### GIVEN TASK:
Find the string "pair" in the data, then copy every line where it is found.

[DATA start]

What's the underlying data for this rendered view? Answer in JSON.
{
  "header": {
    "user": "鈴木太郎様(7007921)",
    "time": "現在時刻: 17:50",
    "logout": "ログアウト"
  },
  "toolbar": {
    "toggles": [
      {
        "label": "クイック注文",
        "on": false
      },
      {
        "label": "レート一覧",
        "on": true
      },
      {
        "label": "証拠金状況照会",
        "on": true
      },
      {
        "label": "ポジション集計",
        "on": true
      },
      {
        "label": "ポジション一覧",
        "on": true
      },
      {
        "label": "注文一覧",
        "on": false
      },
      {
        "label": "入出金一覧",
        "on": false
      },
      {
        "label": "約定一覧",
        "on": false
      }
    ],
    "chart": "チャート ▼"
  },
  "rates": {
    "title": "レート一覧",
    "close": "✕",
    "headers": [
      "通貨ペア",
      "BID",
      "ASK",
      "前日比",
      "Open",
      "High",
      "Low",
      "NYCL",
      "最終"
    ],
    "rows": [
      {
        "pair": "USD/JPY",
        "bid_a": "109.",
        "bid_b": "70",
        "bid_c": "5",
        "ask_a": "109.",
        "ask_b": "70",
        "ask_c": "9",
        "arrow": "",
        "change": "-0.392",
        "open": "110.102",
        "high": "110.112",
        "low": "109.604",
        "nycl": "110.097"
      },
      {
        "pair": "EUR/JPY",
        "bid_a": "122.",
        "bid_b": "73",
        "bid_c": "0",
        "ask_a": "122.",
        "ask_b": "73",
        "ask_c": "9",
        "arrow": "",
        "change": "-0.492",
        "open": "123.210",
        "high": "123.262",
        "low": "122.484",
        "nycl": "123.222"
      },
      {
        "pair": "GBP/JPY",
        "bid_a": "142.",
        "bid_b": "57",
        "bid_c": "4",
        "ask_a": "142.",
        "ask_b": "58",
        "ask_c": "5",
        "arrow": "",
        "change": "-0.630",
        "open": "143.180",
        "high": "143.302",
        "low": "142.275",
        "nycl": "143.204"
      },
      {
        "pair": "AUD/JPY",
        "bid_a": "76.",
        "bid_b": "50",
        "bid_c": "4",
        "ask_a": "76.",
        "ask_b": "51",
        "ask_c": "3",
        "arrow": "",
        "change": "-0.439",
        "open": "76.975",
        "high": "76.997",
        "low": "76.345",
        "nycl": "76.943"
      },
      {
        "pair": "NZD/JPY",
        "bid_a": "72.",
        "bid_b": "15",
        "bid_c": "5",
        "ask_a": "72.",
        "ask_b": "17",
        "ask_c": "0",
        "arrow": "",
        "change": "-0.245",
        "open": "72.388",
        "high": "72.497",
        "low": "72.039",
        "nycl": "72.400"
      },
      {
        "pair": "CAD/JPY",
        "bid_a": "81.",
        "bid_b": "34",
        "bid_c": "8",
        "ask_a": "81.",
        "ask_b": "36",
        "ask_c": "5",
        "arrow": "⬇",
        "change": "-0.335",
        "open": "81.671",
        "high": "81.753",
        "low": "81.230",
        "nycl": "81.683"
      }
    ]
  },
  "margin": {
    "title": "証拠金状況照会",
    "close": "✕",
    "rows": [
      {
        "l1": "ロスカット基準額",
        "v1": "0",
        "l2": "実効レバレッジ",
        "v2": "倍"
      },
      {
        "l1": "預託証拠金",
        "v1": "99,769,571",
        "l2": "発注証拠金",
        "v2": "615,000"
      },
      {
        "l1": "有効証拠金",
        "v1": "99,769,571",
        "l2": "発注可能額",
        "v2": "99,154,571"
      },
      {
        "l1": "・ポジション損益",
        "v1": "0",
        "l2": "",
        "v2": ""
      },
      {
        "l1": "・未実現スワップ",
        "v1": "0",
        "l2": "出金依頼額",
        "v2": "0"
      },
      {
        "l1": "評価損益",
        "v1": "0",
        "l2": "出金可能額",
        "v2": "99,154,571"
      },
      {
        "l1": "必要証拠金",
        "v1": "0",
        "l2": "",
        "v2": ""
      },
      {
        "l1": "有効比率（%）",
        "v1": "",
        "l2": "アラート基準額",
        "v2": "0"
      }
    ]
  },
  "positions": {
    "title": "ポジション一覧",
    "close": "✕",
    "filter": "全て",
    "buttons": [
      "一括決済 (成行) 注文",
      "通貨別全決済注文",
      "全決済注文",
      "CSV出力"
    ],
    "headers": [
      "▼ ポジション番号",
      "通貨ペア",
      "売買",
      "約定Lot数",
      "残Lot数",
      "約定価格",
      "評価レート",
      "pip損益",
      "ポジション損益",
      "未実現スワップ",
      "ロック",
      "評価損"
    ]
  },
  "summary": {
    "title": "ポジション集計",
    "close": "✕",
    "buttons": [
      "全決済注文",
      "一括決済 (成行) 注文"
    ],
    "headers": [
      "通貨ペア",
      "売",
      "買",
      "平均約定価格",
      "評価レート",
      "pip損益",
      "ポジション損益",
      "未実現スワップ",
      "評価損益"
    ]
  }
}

[DATA end]

### THE SOLUTION:
        "pair": "USD/JPY",
        "pair": "EUR/JPY",
        "pair": "GBP/JPY",
        "pair": "AUD/JPY",
        "pair": "NZD/JPY",
        "pair": "CAD/JPY",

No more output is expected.